----- Input data -----
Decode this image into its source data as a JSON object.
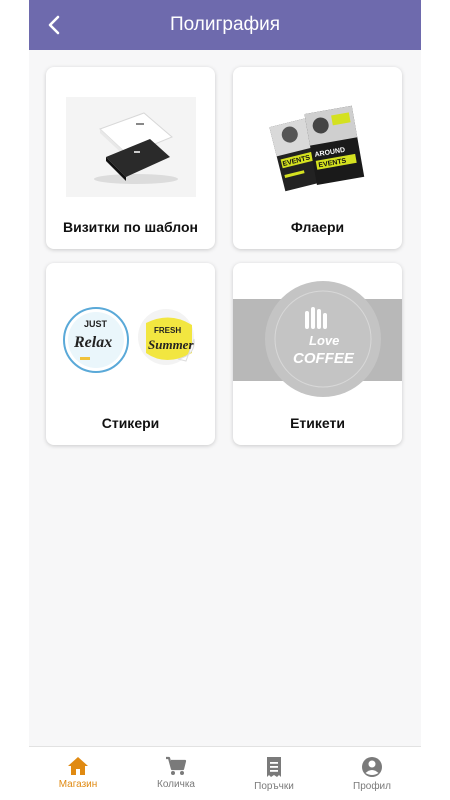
{
  "header": {
    "title": "Полиграфия",
    "back_icon": "arrow-back-icon"
  },
  "categories": [
    {
      "label": "Визитки по шаблон",
      "image": "business-cards-image"
    },
    {
      "label": "Флаери",
      "image": "flyers-image"
    },
    {
      "label": "Стикери",
      "image": "stickers-image",
      "sticker_texts": [
        "JUST",
        "Relax",
        "FRESH",
        "Summer"
      ]
    },
    {
      "label": "Етикети",
      "image": "labels-image",
      "label_texts": [
        "Love",
        "COFFEE"
      ]
    }
  ],
  "flyer_texts": [
    "EVENTS",
    "AROUND",
    "EVENTS"
  ],
  "bottom_nav": [
    {
      "label": "Магазин",
      "icon": "home-icon",
      "active": true
    },
    {
      "label": "Количка",
      "icon": "cart-icon",
      "active": false
    },
    {
      "label": "Поръчки",
      "icon": "receipt-icon",
      "active": false
    },
    {
      "label": "Профил",
      "icon": "profile-icon",
      "active": false
    }
  ],
  "colors": {
    "header": "#6e6aad",
    "active": "#e08a12",
    "inactive": "#7a7a7a",
    "background": "#f7f7f8"
  }
}
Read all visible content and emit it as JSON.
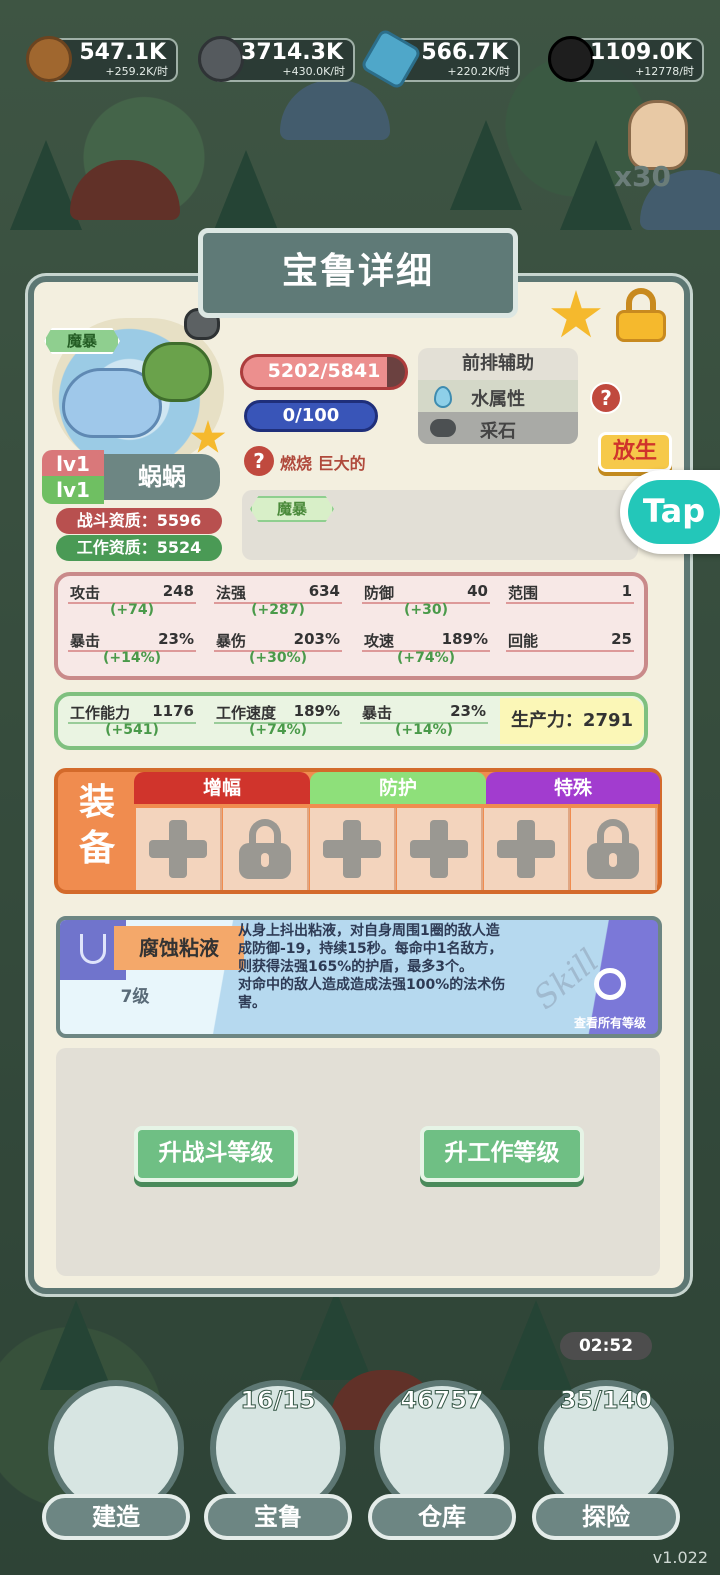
{
  "resources": [
    {
      "icon": "wood-log-icon",
      "value": "547.1K",
      "rate": "+259.2K/时",
      "color": "#a0672f"
    },
    {
      "icon": "stone-icon",
      "value": "3714.3K",
      "rate": "+430.0K/时",
      "color": "#555a5e"
    },
    {
      "icon": "crystal-icon",
      "value": "566.7K",
      "rate": "+220.2K/时",
      "color": "#4fa7c9"
    },
    {
      "icon": "coal-icon",
      "value": "1109.0K",
      "rate": "+12778/时",
      "color": "#1e1e1e"
    }
  ],
  "side": {
    "hand_count": "x30",
    "tap_logo": "Tap"
  },
  "panel": {
    "title": "宝鲁详细",
    "tag": "魔暴",
    "level_combat": "lv1",
    "level_work": "lv1",
    "name": "蜗蜗",
    "combat_aptitude": "战斗资质：5596",
    "work_aptitude": "工作资质：5524",
    "hp": "5202/5841",
    "hp_fraction": 0.89,
    "energy": "0/100",
    "traits": "燃烧  巨大的",
    "role": "前排辅助",
    "element": "水属性",
    "work_type": "采石",
    "release_label": "放生",
    "skill_tag": "魔暴"
  },
  "combat_stats": [
    {
      "name": "攻击",
      "value": "248",
      "bonus": "(+74)"
    },
    {
      "name": "法强",
      "value": "634",
      "bonus": "(+287)"
    },
    {
      "name": "防御",
      "value": "40",
      "bonus": "(+30)"
    },
    {
      "name": "范围",
      "value": "1",
      "bonus": ""
    },
    {
      "name": "暴击",
      "value": "23%",
      "bonus": "(+14%)"
    },
    {
      "name": "暴伤",
      "value": "203%",
      "bonus": "(+30%)"
    },
    {
      "name": "攻速",
      "value": "189%",
      "bonus": "(+74%)"
    },
    {
      "name": "回能",
      "value": "25",
      "bonus": ""
    }
  ],
  "work_stats": [
    {
      "name": "工作能力",
      "value": "1176",
      "bonus": "(+541)"
    },
    {
      "name": "工作速度",
      "value": "189%",
      "bonus": "(+74%)"
    },
    {
      "name": "暴击",
      "value": "23%",
      "bonus": "(+14%)"
    }
  ],
  "productivity": "生产力：2791",
  "equipment": {
    "label_top": "装",
    "label_bottom": "备",
    "categories": [
      {
        "name": "增幅",
        "color": "#d0342c"
      },
      {
        "name": "防护",
        "color": "#8ee07a"
      },
      {
        "name": "特殊",
        "color": "#a23ccf"
      }
    ],
    "slots": [
      "plus",
      "lock",
      "plus",
      "plus",
      "plus",
      "lock"
    ]
  },
  "skill": {
    "name": "腐蚀粘液",
    "level": "7级",
    "desc1": "从身上抖出粘液，对自身周围1圈的敌人造",
    "desc2": "成防御-19，持续15秒。每命中1名敌方，",
    "desc3": "则获得法强165%的护盾，最多3个。",
    "desc4": "对命中的敌人造成造成法强100%的法术伤",
    "desc5": "害。",
    "watermark": "Skill",
    "view_all": "查看所有等级"
  },
  "buttons": {
    "upgrade_combat": "升战斗等级",
    "upgrade_work": "升工作等级"
  },
  "nav": [
    {
      "label": "建造",
      "count": "",
      "icon": "build-icon"
    },
    {
      "label": "宝鲁",
      "count": "16/15",
      "icon": "creature-icon"
    },
    {
      "label": "仓库",
      "count": "46757",
      "icon": "chest-icon"
    },
    {
      "label": "探险",
      "count": "35/140",
      "icon": "explore-icon",
      "timer": "02:52"
    }
  ],
  "version": "v1.022"
}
-----
▸ What the task requires: Every record gets retyped exactly; no picture goes into the copy.

▸ Response below:
Decode this image into its source data as a JSON object.
{
  "header": {
    "title": "Полиграфия",
    "back_icon": "arrow-back-icon"
  },
  "categories": [
    {
      "label": "Визитки по шаблон",
      "image": "business-cards-image"
    },
    {
      "label": "Флаери",
      "image": "flyers-image"
    },
    {
      "label": "Стикери",
      "image": "stickers-image",
      "sticker_texts": [
        "JUST",
        "Relax",
        "FRESH",
        "Summer"
      ]
    },
    {
      "label": "Етикети",
      "image": "labels-image",
      "label_texts": [
        "Love",
        "COFFEE"
      ]
    }
  ],
  "flyer_texts": [
    "EVENTS",
    "AROUND",
    "EVENTS"
  ],
  "bottom_nav": [
    {
      "label": "Магазин",
      "icon": "home-icon",
      "active": true
    },
    {
      "label": "Количка",
      "icon": "cart-icon",
      "active": false
    },
    {
      "label": "Поръчки",
      "icon": "receipt-icon",
      "active": false
    },
    {
      "label": "Профил",
      "icon": "profile-icon",
      "active": false
    }
  ],
  "colors": {
    "header": "#6e6aad",
    "active": "#e08a12",
    "inactive": "#7a7a7a",
    "background": "#f7f7f8"
  }
}
Read all visible content and emit it as JSON.
{
  "resources": [
    {
      "icon": "wood-log-icon",
      "value": "547.1K",
      "rate": "+259.2K/时",
      "color": "#a0672f"
    },
    {
      "icon": "stone-icon",
      "value": "3714.3K",
      "rate": "+430.0K/时",
      "color": "#555a5e"
    },
    {
      "icon": "crystal-icon",
      "value": "566.7K",
      "rate": "+220.2K/时",
      "color": "#4fa7c9"
    },
    {
      "icon": "coal-icon",
      "value": "1109.0K",
      "rate": "+12778/时",
      "color": "#1e1e1e"
    }
  ],
  "side": {
    "hand_count": "x30",
    "tap_logo": "Tap"
  },
  "panel": {
    "title": "宝鲁详细",
    "tag": "魔暴",
    "level_combat": "lv1",
    "level_work": "lv1",
    "name": "蜗蜗",
    "combat_aptitude": "战斗资质：5596",
    "work_aptitude": "工作资质：5524",
    "hp": "5202/5841",
    "hp_fraction": 0.89,
    "energy": "0/100",
    "traits": "燃烧  巨大的",
    "role": "前排辅助",
    "element": "水属性",
    "work_type": "采石",
    "release_label": "放生",
    "skill_tag": "魔暴"
  },
  "combat_stats": [
    {
      "name": "攻击",
      "value": "248",
      "bonus": "(+74)"
    },
    {
      "name": "法强",
      "value": "634",
      "bonus": "(+287)"
    },
    {
      "name": "防御",
      "value": "40",
      "bonus": "(+30)"
    },
    {
      "name": "范围",
      "value": "1",
      "bonus": ""
    },
    {
      "name": "暴击",
      "value": "23%",
      "bonus": "(+14%)"
    },
    {
      "name": "暴伤",
      "value": "203%",
      "bonus": "(+30%)"
    },
    {
      "name": "攻速",
      "value": "189%",
      "bonus": "(+74%)"
    },
    {
      "name": "回能",
      "value": "25",
      "bonus": ""
    }
  ],
  "work_stats": [
    {
      "name": "工作能力",
      "value": "1176",
      "bonus": "(+541)"
    },
    {
      "name": "工作速度",
      "value": "189%",
      "bonus": "(+74%)"
    },
    {
      "name": "暴击",
      "value": "23%",
      "bonus": "(+14%)"
    }
  ],
  "productivity": "生产力：2791",
  "equipment": {
    "label_top": "装",
    "label_bottom": "备",
    "categories": [
      {
        "name": "增幅",
        "color": "#d0342c"
      },
      {
        "name": "防护",
        "color": "#8ee07a"
      },
      {
        "name": "特殊",
        "color": "#a23ccf"
      }
    ],
    "slots": [
      "plus",
      "lock",
      "plus",
      "plus",
      "plus",
      "lock"
    ]
  },
  "skill": {
    "name": "腐蚀粘液",
    "level": "7级",
    "desc1": "从身上抖出粘液，对自身周围1圈的敌人造",
    "desc2": "成防御-19，持续15秒。每命中1名敌方，",
    "desc3": "则获得法强165%的护盾，最多3个。",
    "desc4": "对命中的敌人造成造成法强100%的法术伤",
    "desc5": "害。",
    "watermark": "Skill",
    "view_all": "查看所有等级"
  },
  "buttons": {
    "upgrade_combat": "升战斗等级",
    "upgrade_work": "升工作等级"
  },
  "nav": [
    {
      "label": "建造",
      "count": "",
      "icon": "build-icon"
    },
    {
      "label": "宝鲁",
      "count": "16/15",
      "icon": "creature-icon"
    },
    {
      "label": "仓库",
      "count": "46757",
      "icon": "chest-icon"
    },
    {
      "label": "探险",
      "count": "35/140",
      "icon": "explore-icon",
      "timer": "02:52"
    }
  ],
  "version": "v1.022"
}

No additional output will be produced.